Exercise directions
Transcribe every record that appears below, exactly and in full.

[Collection entries]
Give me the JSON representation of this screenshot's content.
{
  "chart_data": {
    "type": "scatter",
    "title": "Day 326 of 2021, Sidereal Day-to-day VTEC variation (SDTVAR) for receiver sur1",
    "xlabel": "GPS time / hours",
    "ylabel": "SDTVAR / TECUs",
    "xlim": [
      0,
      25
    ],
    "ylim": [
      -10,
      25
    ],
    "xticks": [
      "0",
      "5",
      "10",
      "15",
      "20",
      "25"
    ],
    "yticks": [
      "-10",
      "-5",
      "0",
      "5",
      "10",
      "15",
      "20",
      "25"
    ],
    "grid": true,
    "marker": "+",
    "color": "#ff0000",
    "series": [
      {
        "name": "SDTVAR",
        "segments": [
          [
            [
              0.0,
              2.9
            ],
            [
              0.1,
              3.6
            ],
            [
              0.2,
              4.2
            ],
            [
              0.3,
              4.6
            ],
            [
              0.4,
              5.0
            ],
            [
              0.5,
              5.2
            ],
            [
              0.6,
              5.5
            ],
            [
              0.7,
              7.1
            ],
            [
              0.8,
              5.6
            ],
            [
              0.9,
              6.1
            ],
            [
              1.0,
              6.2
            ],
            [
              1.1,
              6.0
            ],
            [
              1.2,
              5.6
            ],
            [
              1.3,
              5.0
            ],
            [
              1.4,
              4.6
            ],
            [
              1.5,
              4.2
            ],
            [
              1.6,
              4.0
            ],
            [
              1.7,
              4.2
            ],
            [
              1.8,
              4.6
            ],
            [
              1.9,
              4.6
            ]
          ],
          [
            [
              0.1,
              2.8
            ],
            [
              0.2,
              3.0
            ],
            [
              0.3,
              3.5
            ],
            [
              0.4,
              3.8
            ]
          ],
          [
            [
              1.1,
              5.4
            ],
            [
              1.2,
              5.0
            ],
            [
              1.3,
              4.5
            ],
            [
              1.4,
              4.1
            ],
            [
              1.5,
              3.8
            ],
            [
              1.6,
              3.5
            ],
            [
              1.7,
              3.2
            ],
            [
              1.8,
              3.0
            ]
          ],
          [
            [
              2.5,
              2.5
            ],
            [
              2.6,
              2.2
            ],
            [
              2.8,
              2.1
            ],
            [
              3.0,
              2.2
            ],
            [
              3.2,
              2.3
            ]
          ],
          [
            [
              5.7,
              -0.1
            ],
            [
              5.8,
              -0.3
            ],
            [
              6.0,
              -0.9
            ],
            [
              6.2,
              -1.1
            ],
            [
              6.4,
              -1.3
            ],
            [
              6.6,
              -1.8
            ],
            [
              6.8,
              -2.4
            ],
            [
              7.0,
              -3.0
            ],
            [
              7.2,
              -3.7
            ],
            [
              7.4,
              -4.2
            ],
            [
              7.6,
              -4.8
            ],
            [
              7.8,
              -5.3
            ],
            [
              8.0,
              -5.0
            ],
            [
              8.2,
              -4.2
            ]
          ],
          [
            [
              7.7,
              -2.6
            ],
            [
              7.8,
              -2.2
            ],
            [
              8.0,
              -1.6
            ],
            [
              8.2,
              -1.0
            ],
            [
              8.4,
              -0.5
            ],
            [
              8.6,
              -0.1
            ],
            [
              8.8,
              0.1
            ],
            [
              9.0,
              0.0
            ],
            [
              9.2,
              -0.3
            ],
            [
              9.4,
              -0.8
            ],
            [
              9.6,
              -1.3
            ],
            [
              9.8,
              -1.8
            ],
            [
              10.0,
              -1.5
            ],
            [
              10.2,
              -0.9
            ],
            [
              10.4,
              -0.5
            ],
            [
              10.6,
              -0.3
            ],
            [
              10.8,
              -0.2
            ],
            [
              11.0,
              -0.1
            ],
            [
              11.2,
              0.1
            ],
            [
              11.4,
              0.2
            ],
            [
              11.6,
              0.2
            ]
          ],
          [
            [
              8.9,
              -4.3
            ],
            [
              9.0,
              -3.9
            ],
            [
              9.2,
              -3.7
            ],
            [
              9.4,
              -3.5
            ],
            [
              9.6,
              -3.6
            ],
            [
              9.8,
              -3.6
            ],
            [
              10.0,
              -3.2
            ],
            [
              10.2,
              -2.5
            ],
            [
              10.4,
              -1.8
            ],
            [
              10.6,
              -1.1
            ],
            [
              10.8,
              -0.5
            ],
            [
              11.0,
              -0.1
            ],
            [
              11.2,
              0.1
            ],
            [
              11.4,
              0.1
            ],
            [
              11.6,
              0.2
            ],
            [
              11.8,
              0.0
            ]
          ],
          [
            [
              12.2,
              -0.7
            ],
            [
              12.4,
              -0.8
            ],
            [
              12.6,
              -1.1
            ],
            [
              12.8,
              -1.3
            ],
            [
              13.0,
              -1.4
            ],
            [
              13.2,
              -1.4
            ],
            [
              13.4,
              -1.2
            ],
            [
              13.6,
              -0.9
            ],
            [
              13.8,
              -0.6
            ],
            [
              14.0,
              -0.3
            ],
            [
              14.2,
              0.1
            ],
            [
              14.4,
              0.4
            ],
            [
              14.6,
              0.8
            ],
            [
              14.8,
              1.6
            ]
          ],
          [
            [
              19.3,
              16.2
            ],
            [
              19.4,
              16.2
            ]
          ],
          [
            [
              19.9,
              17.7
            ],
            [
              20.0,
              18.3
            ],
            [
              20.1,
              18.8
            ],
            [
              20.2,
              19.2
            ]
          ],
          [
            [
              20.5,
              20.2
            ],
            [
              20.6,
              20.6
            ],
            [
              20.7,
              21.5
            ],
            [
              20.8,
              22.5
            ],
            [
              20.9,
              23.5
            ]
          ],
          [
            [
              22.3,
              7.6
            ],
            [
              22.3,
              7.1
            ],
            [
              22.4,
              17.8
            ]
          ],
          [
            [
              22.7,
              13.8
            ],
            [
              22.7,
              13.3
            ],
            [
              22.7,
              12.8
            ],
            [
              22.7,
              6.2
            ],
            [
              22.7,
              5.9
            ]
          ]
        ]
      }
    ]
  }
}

Expected answer
Give me the JSON representation of this screenshot's content.
{
  "chart_data": {
    "type": "scatter",
    "title": "Day 326 of 2021, Sidereal Day-to-day VTEC variation (SDTVAR) for receiver sur1",
    "xlabel": "GPS time / hours",
    "ylabel": "SDTVAR / TECUs",
    "xlim": [
      0,
      25
    ],
    "ylim": [
      -10,
      25
    ],
    "xticks": [
      "0",
      "5",
      "10",
      "15",
      "20",
      "25"
    ],
    "yticks": [
      "-10",
      "-5",
      "0",
      "5",
      "10",
      "15",
      "20",
      "25"
    ],
    "grid": true,
    "marker": "+",
    "color": "#ff0000",
    "series": [
      {
        "name": "SDTVAR",
        "segments": [
          [
            [
              0.0,
              2.9
            ],
            [
              0.1,
              3.6
            ],
            [
              0.2,
              4.2
            ],
            [
              0.3,
              4.6
            ],
            [
              0.4,
              5.0
            ],
            [
              0.5,
              5.2
            ],
            [
              0.6,
              5.5
            ],
            [
              0.7,
              7.1
            ],
            [
              0.8,
              5.6
            ],
            [
              0.9,
              6.1
            ],
            [
              1.0,
              6.2
            ],
            [
              1.1,
              6.0
            ],
            [
              1.2,
              5.6
            ],
            [
              1.3,
              5.0
            ],
            [
              1.4,
              4.6
            ],
            [
              1.5,
              4.2
            ],
            [
              1.6,
              4.0
            ],
            [
              1.7,
              4.2
            ],
            [
              1.8,
              4.6
            ],
            [
              1.9,
              4.6
            ]
          ],
          [
            [
              0.1,
              2.8
            ],
            [
              0.2,
              3.0
            ],
            [
              0.3,
              3.5
            ],
            [
              0.4,
              3.8
            ]
          ],
          [
            [
              1.1,
              5.4
            ],
            [
              1.2,
              5.0
            ],
            [
              1.3,
              4.5
            ],
            [
              1.4,
              4.1
            ],
            [
              1.5,
              3.8
            ],
            [
              1.6,
              3.5
            ],
            [
              1.7,
              3.2
            ],
            [
              1.8,
              3.0
            ]
          ],
          [
            [
              2.5,
              2.5
            ],
            [
              2.6,
              2.2
            ],
            [
              2.8,
              2.1
            ],
            [
              3.0,
              2.2
            ],
            [
              3.2,
              2.3
            ]
          ],
          [
            [
              5.7,
              -0.1
            ],
            [
              5.8,
              -0.3
            ],
            [
              6.0,
              -0.9
            ],
            [
              6.2,
              -1.1
            ],
            [
              6.4,
              -1.3
            ],
            [
              6.6,
              -1.8
            ],
            [
              6.8,
              -2.4
            ],
            [
              7.0,
              -3.0
            ],
            [
              7.2,
              -3.7
            ],
            [
              7.4,
              -4.2
            ],
            [
              7.6,
              -4.8
            ],
            [
              7.8,
              -5.3
            ],
            [
              8.0,
              -5.0
            ],
            [
              8.2,
              -4.2
            ]
          ],
          [
            [
              7.7,
              -2.6
            ],
            [
              7.8,
              -2.2
            ],
            [
              8.0,
              -1.6
            ],
            [
              8.2,
              -1.0
            ],
            [
              8.4,
              -0.5
            ],
            [
              8.6,
              -0.1
            ],
            [
              8.8,
              0.1
            ],
            [
              9.0,
              0.0
            ],
            [
              9.2,
              -0.3
            ],
            [
              9.4,
              -0.8
            ],
            [
              9.6,
              -1.3
            ],
            [
              9.8,
              -1.8
            ],
            [
              10.0,
              -1.5
            ],
            [
              10.2,
              -0.9
            ],
            [
              10.4,
              -0.5
            ],
            [
              10.6,
              -0.3
            ],
            [
              10.8,
              -0.2
            ],
            [
              11.0,
              -0.1
            ],
            [
              11.2,
              0.1
            ],
            [
              11.4,
              0.2
            ],
            [
              11.6,
              0.2
            ]
          ],
          [
            [
              8.9,
              -4.3
            ],
            [
              9.0,
              -3.9
            ],
            [
              9.2,
              -3.7
            ],
            [
              9.4,
              -3.5
            ],
            [
              9.6,
              -3.6
            ],
            [
              9.8,
              -3.6
            ],
            [
              10.0,
              -3.2
            ],
            [
              10.2,
              -2.5
            ],
            [
              10.4,
              -1.8
            ],
            [
              10.6,
              -1.1
            ],
            [
              10.8,
              -0.5
            ],
            [
              11.0,
              -0.1
            ],
            [
              11.2,
              0.1
            ],
            [
              11.4,
              0.1
            ],
            [
              11.6,
              0.2
            ],
            [
              11.8,
              0.0
            ]
          ],
          [
            [
              12.2,
              -0.7
            ],
            [
              12.4,
              -0.8
            ],
            [
              12.6,
              -1.1
            ],
            [
              12.8,
              -1.3
            ],
            [
              13.0,
              -1.4
            ],
            [
              13.2,
              -1.4
            ],
            [
              13.4,
              -1.2
            ],
            [
              13.6,
              -0.9
            ],
            [
              13.8,
              -0.6
            ],
            [
              14.0,
              -0.3
            ],
            [
              14.2,
              0.1
            ],
            [
              14.4,
              0.4
            ],
            [
              14.6,
              0.8
            ],
            [
              14.8,
              1.6
            ]
          ],
          [
            [
              19.3,
              16.2
            ],
            [
              19.4,
              16.2
            ]
          ],
          [
            [
              19.9,
              17.7
            ],
            [
              20.0,
              18.3
            ],
            [
              20.1,
              18.8
            ],
            [
              20.2,
              19.2
            ]
          ],
          [
            [
              20.5,
              20.2
            ],
            [
              20.6,
              20.6
            ],
            [
              20.7,
              21.5
            ],
            [
              20.8,
              22.5
            ],
            [
              20.9,
              23.5
            ]
          ],
          [
            [
              22.3,
              7.6
            ],
            [
              22.3,
              7.1
            ],
            [
              22.4,
              17.8
            ]
          ],
          [
            [
              22.7,
              13.8
            ],
            [
              22.7,
              13.3
            ],
            [
              22.7,
              12.8
            ],
            [
              22.7,
              6.2
            ],
            [
              22.7,
              5.9
            ]
          ]
        ]
      }
    ]
  }
}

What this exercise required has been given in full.